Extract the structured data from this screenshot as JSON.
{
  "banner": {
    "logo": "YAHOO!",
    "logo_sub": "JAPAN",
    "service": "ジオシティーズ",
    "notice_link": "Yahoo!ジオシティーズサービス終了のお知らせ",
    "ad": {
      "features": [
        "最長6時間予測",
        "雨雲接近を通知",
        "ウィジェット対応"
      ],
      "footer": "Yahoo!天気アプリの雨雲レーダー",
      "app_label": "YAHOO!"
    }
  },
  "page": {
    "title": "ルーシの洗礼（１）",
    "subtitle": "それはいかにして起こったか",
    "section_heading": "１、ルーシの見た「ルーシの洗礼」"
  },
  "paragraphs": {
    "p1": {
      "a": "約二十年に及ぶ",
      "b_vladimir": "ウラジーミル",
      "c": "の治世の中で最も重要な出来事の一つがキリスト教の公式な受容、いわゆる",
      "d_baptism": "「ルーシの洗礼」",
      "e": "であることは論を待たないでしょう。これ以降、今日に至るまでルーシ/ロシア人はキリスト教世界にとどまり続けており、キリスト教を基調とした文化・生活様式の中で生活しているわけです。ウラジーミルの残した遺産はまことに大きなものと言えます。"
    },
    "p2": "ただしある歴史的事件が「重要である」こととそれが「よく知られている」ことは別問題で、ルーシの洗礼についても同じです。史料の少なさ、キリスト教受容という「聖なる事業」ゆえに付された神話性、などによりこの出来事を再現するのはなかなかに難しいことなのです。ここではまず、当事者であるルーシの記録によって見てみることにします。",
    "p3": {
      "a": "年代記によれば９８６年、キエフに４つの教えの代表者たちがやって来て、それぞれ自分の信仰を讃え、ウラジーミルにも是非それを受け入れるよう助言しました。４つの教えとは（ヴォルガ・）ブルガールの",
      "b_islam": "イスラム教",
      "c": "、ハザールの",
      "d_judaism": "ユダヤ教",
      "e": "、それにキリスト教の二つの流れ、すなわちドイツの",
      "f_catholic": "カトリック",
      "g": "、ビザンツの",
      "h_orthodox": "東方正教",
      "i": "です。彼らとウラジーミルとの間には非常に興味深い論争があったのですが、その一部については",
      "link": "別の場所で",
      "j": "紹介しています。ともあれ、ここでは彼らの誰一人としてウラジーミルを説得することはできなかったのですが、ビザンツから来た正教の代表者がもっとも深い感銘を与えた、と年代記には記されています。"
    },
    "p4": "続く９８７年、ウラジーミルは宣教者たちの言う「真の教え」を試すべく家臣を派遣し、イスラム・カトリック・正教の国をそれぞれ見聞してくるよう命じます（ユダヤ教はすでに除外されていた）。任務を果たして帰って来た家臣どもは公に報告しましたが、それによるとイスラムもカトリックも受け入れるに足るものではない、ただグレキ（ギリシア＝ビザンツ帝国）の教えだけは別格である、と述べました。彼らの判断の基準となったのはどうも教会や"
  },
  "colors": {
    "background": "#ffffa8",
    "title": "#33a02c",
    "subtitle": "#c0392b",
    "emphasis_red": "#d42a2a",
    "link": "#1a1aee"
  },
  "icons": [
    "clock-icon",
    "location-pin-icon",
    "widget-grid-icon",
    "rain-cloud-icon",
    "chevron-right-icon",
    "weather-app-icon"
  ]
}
= = =
Extract, word for word, each line of the listing above.

Extract the structured data from this screenshot as JSON.
{
  "banner": {
    "logo": "YAHOO!",
    "logo_sub": "JAPAN",
    "service": "ジオシティーズ",
    "notice_link": "Yahoo!ジオシティーズサービス終了のお知らせ",
    "ad": {
      "features": [
        "最長6時間予測",
        "雨雲接近を通知",
        "ウィジェット対応"
      ],
      "footer": "Yahoo!天気アプリの雨雲レーダー",
      "app_label": "YAHOO!"
    }
  },
  "page": {
    "title": "ルーシの洗礼（１）",
    "subtitle": "それはいかにして起こったか",
    "section_heading": "１、ルーシの見た「ルーシの洗礼」"
  },
  "paragraphs": {
    "p1": {
      "a": "約二十年に及ぶ",
      "b_vladimir": "ウラジーミル",
      "c": "の治世の中で最も重要な出来事の一つがキリスト教の公式な受容、いわゆる",
      "d_baptism": "「ルーシの洗礼」",
      "e": "であることは論を待たないでしょう。これ以降、今日に至るまでルーシ/ロシア人はキリスト教世界にとどまり続けており、キリスト教を基調とした文化・生活様式の中で生活しているわけです。ウラジーミルの残した遺産はまことに大きなものと言えます。"
    },
    "p2": "ただしある歴史的事件が「重要である」こととそれが「よく知られている」ことは別問題で、ルーシの洗礼についても同じです。史料の少なさ、キリスト教受容という「聖なる事業」ゆえに付された神話性、などによりこの出来事を再現するのはなかなかに難しいことなのです。ここではまず、当事者であるルーシの記録によって見てみることにします。",
    "p3": {
      "a": "年代記によれば９８６年、キエフに４つの教えの代表者たちがやって来て、それぞれ自分の信仰を讃え、ウラジーミルにも是非それを受け入れるよう助言しました。４つの教えとは（ヴォルガ・）ブルガールの",
      "b_islam": "イスラム教",
      "c": "、ハザールの",
      "d_judaism": "ユダヤ教",
      "e": "、それにキリスト教の二つの流れ、すなわちドイツの",
      "f_catholic": "カトリック",
      "g": "、ビザンツの",
      "h_orthodox": "東方正教",
      "i": "です。彼らとウラジーミルとの間には非常に興味深い論争があったのですが、その一部については",
      "link": "別の場所で",
      "j": "紹介しています。ともあれ、ここでは彼らの誰一人としてウラジーミルを説得することはできなかったのですが、ビザンツから来た正教の代表者がもっとも深い感銘を与えた、と年代記には記されています。"
    },
    "p4": "続く９８７年、ウラジーミルは宣教者たちの言う「真の教え」を試すべく家臣を派遣し、イスラム・カトリック・正教の国をそれぞれ見聞してくるよう命じます（ユダヤ教はすでに除外されていた）。任務を果たして帰って来た家臣どもは公に報告しましたが、それによるとイスラムもカトリックも受け入れるに足るものではない、ただグレキ（ギリシア＝ビザンツ帝国）の教えだけは別格である、と述べました。彼らの判断の基準となったのはどうも教会や"
  },
  "colors": {
    "background": "#ffffa8",
    "title": "#33a02c",
    "subtitle": "#c0392b",
    "emphasis_red": "#d42a2a",
    "link": "#1a1aee"
  },
  "icons": [
    "clock-icon",
    "location-pin-icon",
    "widget-grid-icon",
    "rain-cloud-icon",
    "chevron-right-icon",
    "weather-app-icon"
  ]
}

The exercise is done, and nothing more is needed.